- EXERCISE A: In the determinant solution, which option is given as the correct answer?

- EXTRACT:
--
If $Δ_1=\begin{vmatrix}1 & 1 & 1\\a & b & c\\a^2 & b^2 & c^2\end{vmatrix}, Δ_2=\begin{vmatrix}1 & bc & a\\1 & ca & b\\1 & ab& c\end{vmatrix}$, then

$Δ_1+Δ_2=0$

The correct answer is option (2) : $Δ_1+Δ_2=0$

$Δ_2= \begin{vmatrix}1 & bc & a\\1 & ca & b\\1 & ab & c\end{vmatrix}$

$⇒Δ_2=\frac{1}{abc}\begin{vmatrix}a & abc & a^2\\b & abc & b^2\\c & abc & c^2\end{vmatrix}$        $\begin{matrix}Applying \, R_1→R_1(a) \\R_2→R_2(b)\\R_3→R_3(c)\end{matrix}$

$⇒Δ_2= \begin{vmatrix}a & 1 & a^2\\b & 1 & b^2\\c & 1 & c^2\end{vmatrix}$            [Taking abc common from $C_2$]

$⇒Δ_2= -\begin{vmatrix}1 & a & a^2\\1 & b & b^2\\1 & c & c^2\end{vmatrix}$           [Interchanging $C_2 $ and $C_2 $ ]

$⇒Δ_2= -\begin{vmatrix}1 & 1 & 1\\a & b & c\\a^2 & b^2 & c^2\end{vmatrix}=-Δ_1 ⇒Δ_1+Δ_2=0.$
--
- MATERIAL PROVIDED:
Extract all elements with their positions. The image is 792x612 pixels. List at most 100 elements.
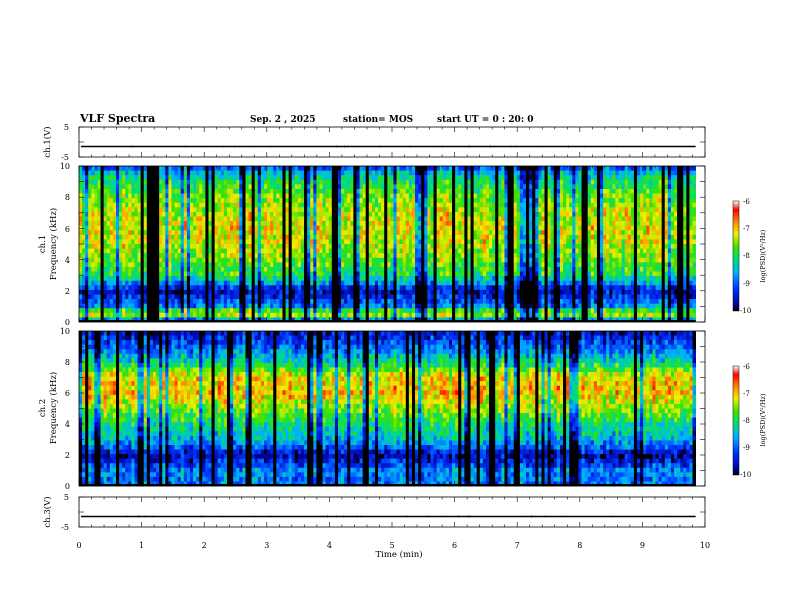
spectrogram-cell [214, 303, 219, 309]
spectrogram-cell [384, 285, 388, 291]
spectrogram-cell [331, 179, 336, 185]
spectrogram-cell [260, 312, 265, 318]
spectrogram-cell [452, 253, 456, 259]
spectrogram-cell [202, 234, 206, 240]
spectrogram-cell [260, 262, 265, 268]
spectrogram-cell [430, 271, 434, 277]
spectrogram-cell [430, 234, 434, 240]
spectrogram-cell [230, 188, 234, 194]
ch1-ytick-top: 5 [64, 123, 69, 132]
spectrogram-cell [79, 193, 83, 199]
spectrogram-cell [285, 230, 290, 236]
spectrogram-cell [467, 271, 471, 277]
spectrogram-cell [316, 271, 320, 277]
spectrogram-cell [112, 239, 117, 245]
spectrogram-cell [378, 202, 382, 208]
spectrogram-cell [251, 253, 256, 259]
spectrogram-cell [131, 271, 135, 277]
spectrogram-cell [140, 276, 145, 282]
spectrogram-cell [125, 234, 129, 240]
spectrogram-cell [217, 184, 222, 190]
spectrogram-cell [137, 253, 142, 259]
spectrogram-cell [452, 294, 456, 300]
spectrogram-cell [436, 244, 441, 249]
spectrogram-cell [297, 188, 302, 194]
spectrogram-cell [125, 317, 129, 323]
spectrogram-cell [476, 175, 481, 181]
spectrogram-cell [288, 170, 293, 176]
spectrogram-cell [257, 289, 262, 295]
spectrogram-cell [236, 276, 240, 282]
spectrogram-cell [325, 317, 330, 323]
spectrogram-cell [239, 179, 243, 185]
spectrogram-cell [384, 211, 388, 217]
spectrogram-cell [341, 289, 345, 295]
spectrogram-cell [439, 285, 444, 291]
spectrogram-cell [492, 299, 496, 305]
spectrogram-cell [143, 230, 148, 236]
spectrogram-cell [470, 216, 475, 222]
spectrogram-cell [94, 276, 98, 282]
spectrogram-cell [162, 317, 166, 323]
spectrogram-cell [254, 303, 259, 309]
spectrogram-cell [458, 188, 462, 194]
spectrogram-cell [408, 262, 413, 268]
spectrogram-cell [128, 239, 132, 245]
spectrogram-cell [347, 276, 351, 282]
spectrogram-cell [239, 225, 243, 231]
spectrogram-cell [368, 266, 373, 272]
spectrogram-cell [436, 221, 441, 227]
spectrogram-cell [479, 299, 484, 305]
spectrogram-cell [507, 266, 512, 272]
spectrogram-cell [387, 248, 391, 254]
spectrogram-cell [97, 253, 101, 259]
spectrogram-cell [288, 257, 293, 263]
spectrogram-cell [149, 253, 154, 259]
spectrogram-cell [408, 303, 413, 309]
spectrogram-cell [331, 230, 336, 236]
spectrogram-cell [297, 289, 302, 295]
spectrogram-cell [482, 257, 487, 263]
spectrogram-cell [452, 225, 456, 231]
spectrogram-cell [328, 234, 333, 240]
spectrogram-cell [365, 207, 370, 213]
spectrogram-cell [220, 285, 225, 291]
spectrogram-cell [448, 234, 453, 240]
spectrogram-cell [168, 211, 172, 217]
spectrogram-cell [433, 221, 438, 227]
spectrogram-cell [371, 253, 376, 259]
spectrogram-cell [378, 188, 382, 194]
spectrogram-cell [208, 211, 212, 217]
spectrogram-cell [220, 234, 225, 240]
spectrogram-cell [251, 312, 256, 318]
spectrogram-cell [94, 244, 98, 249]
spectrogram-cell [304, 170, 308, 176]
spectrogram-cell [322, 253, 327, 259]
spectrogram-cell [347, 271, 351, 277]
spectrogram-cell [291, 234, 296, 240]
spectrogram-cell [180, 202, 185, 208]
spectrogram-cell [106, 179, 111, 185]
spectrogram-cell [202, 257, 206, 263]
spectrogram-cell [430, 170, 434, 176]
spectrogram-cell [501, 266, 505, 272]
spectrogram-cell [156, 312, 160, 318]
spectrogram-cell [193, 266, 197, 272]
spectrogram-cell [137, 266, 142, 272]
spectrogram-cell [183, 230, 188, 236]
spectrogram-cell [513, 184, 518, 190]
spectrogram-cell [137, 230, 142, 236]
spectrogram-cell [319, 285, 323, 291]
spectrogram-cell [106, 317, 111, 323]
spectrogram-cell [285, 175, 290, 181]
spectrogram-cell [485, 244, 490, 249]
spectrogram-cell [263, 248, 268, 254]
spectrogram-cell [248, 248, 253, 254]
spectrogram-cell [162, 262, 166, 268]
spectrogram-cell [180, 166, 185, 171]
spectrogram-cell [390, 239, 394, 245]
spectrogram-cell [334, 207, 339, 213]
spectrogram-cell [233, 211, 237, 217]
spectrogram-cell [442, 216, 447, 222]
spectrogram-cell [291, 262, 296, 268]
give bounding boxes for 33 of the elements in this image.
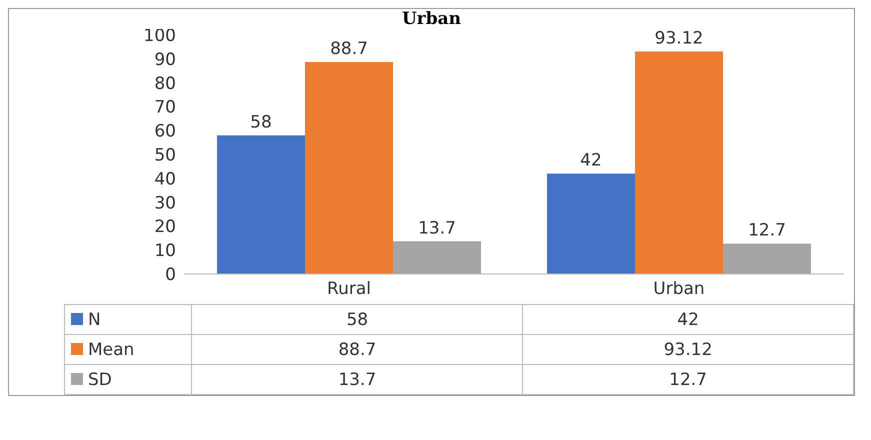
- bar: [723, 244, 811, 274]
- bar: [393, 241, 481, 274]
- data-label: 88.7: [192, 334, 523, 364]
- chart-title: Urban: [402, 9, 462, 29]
--
- EXERCISE B: Copy the records verbatim from the line containing "- bar: [723, 244, 811, 274]" through the last line of the records.

- TASK OUTPUT A: Option (2): $Δ_1+Δ_2=0$

- TASK OUTPUT B:
- bar: [723, 244, 811, 274]
- bar: [393, 241, 481, 274]
- data-label: 88.7: [192, 334, 523, 364]
- chart-title: Urban: [402, 9, 462, 29]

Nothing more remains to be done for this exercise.